_Opgeslagen gegevens_
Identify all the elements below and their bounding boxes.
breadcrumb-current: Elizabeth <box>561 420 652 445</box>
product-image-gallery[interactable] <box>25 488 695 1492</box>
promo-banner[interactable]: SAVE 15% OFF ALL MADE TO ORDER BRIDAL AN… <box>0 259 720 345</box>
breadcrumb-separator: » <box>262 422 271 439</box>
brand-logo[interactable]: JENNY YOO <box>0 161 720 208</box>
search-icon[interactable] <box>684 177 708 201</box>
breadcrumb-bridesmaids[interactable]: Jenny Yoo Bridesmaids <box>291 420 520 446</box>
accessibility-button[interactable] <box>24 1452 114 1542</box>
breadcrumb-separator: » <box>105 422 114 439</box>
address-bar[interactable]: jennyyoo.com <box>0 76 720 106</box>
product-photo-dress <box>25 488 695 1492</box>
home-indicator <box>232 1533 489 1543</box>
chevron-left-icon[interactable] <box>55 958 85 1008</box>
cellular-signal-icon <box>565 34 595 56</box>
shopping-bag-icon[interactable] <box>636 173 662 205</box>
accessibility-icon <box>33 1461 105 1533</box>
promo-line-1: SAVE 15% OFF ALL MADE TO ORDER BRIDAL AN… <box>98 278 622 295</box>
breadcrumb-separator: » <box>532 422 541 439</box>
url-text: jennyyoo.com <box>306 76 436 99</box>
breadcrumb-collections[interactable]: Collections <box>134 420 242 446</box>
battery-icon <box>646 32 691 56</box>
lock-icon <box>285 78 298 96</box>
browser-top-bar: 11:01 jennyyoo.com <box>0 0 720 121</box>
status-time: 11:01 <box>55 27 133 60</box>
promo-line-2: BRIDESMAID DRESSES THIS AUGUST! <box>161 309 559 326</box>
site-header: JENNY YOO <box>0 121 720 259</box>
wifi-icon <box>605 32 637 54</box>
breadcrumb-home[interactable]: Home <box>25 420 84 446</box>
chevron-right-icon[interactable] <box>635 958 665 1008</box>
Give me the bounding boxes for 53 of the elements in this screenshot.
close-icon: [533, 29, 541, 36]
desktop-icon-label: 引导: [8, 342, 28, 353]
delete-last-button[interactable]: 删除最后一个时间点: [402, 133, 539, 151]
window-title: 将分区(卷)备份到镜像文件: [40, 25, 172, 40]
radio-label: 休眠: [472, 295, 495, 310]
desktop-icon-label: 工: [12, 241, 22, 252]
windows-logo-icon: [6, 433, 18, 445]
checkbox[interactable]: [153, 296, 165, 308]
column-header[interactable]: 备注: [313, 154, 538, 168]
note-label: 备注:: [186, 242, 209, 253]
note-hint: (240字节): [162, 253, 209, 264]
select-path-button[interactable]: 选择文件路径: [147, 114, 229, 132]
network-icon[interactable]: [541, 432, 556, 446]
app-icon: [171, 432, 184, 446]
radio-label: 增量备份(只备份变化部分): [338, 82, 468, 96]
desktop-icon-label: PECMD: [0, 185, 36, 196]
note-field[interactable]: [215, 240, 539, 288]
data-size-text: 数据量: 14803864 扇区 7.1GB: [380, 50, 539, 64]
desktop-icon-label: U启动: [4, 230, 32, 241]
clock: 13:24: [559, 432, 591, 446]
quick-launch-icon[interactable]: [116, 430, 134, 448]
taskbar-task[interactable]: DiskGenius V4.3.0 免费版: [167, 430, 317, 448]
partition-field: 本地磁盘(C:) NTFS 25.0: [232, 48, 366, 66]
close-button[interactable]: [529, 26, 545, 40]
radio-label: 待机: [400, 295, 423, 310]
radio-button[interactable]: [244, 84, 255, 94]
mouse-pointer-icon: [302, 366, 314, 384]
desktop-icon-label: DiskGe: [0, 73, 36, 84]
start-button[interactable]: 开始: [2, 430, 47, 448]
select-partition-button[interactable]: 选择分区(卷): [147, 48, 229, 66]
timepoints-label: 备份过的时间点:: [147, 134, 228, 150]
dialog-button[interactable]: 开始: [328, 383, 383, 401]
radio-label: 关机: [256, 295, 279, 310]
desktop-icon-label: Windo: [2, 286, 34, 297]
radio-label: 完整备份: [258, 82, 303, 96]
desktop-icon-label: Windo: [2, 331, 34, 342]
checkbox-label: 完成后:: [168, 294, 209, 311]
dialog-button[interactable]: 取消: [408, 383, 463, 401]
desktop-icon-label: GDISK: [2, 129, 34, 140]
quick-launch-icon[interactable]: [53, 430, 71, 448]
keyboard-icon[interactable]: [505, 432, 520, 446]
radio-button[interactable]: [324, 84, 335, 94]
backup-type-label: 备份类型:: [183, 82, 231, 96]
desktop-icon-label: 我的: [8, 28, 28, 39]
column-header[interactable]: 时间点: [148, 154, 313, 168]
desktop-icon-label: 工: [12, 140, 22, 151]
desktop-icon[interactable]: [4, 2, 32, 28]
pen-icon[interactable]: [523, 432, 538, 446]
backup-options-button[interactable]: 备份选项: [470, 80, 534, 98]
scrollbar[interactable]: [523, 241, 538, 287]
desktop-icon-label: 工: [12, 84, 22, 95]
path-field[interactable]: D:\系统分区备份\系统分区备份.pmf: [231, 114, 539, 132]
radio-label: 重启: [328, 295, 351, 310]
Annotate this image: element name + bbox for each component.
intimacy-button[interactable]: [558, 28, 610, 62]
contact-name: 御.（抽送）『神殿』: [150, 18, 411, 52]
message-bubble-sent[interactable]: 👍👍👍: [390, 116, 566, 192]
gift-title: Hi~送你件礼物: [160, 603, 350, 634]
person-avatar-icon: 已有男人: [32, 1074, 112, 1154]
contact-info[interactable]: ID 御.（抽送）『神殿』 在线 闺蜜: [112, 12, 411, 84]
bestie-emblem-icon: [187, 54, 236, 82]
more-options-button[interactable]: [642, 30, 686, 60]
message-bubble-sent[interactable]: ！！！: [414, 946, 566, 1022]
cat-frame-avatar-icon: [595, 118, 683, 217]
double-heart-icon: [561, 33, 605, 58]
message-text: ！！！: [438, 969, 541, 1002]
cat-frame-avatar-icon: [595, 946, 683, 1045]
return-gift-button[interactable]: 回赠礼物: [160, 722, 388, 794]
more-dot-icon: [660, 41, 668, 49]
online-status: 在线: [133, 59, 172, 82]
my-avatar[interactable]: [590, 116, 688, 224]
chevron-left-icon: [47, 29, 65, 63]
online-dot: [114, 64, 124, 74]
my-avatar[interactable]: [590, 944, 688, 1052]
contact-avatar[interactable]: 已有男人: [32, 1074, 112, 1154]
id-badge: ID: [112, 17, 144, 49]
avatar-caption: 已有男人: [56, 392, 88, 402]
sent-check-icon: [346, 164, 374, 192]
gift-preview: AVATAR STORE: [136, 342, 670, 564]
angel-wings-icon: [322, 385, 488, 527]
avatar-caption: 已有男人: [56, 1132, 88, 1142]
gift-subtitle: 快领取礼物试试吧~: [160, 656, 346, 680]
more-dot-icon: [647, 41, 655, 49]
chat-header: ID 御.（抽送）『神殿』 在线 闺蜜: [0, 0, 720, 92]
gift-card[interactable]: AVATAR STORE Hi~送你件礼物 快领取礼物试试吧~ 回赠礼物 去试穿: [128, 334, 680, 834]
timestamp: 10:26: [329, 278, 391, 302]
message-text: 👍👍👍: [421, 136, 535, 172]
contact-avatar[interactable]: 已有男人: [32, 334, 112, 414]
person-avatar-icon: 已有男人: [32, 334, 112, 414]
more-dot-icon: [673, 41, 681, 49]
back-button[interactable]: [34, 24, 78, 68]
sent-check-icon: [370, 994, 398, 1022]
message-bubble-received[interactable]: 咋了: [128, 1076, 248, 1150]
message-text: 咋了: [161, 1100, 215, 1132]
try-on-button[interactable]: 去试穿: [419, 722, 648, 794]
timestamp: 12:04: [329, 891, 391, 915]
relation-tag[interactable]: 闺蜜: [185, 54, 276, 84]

_Instructies opdracht_
Meld hoeveel regels van de gegevens hierboven het woord "contact" bevatten, waarbij hoofdletters en kleine letters verschil maken. Geef alleen het getal.

_Antwoord opdracht_
4